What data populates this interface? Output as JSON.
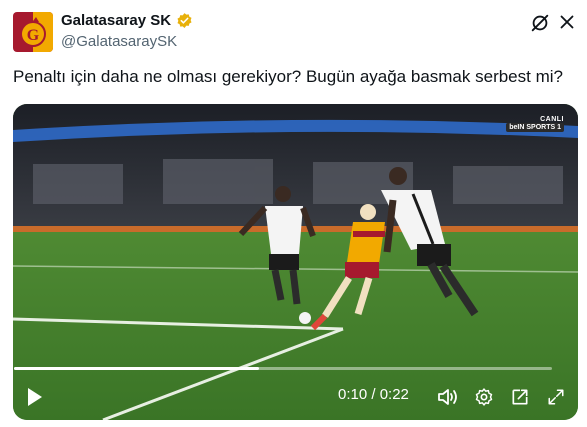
{
  "tweet": {
    "display_name": "Galatasaray SK",
    "handle": "@GalatasaraySK",
    "text": "Penaltı için daha ne olması gerekiyor? Bugün ayağa basmak serbest mi?"
  },
  "video": {
    "live_label": "CANLI",
    "channel_label": "beIN SPORTS 1",
    "current_time": "0:10",
    "duration": "0:22",
    "time_display": "0:10 / 0:22",
    "progress": 0.455
  },
  "colors": {
    "verified_badge": "#e8b10b",
    "text_primary": "#0f1419",
    "text_secondary": "#536471",
    "pitch": "#3f7a2a"
  },
  "icons": [
    "verified-badge-icon",
    "grok-icon",
    "close-icon",
    "play-icon",
    "volume-icon",
    "settings-icon",
    "pip-icon",
    "fullscreen-icon"
  ]
}
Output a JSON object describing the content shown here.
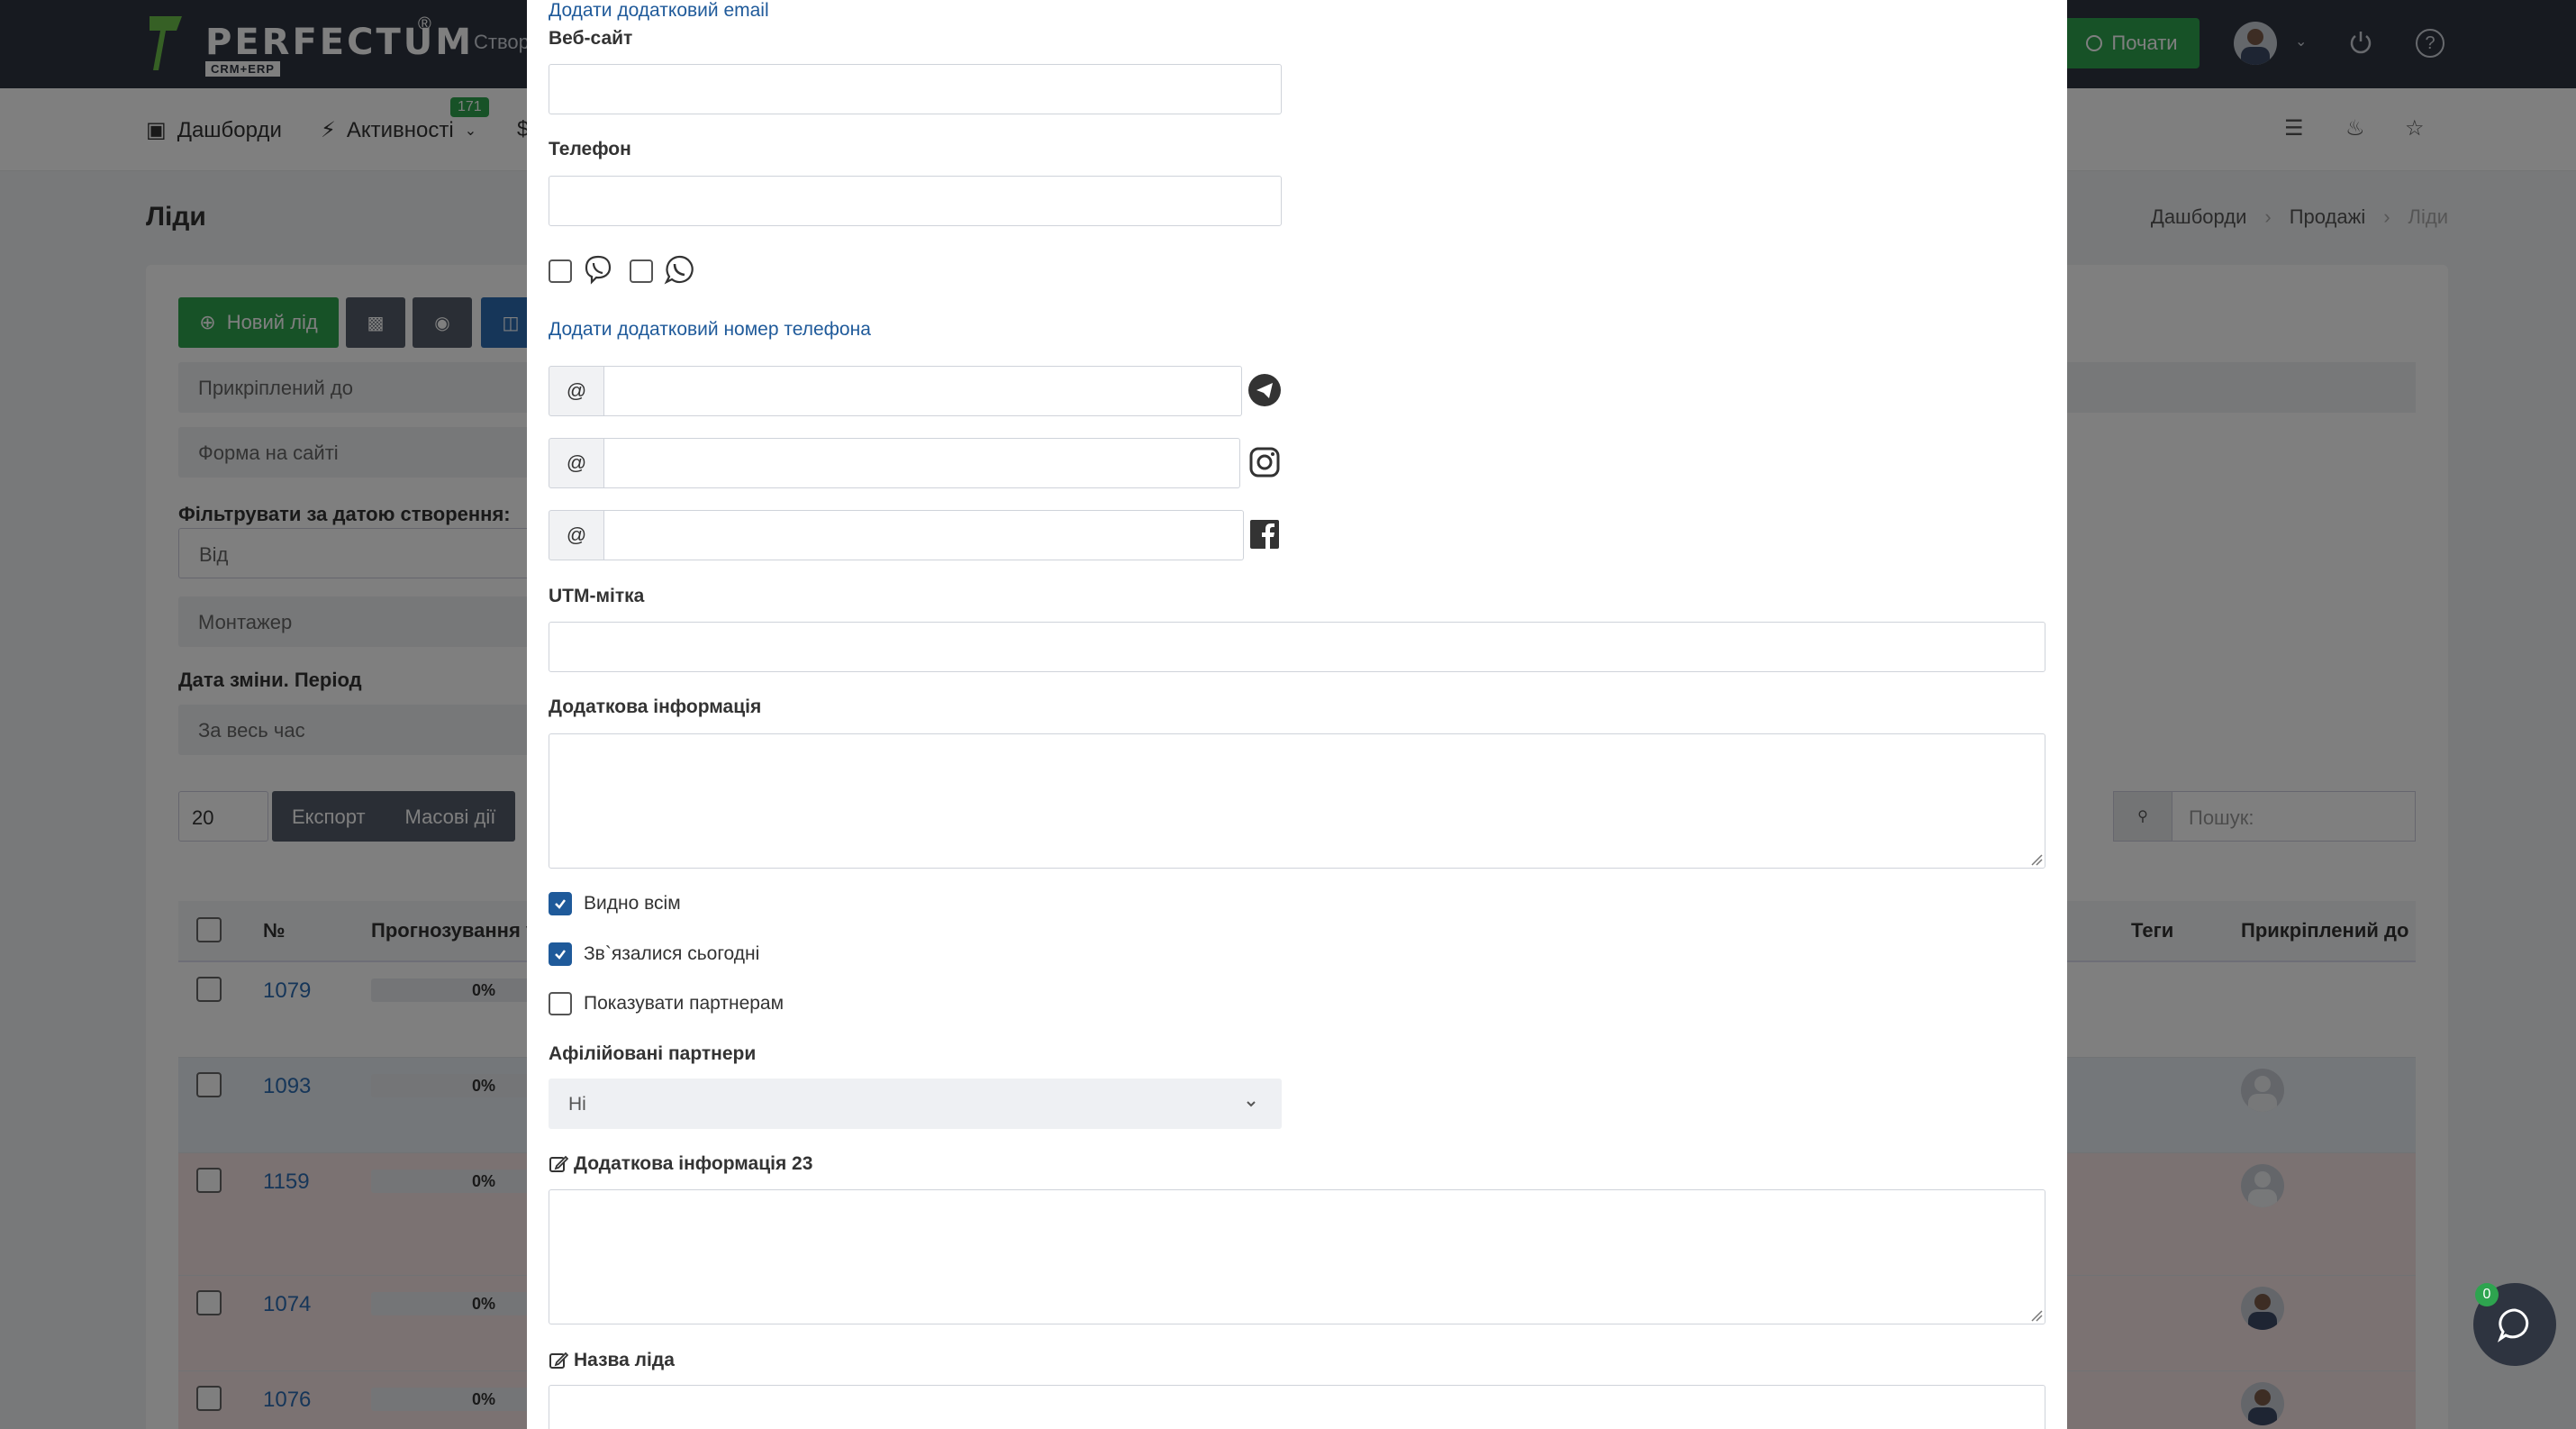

> _Goal_:
Check each line of these records for the string "JSON" and state only how many lines have it.

> _Exercise answer_:
2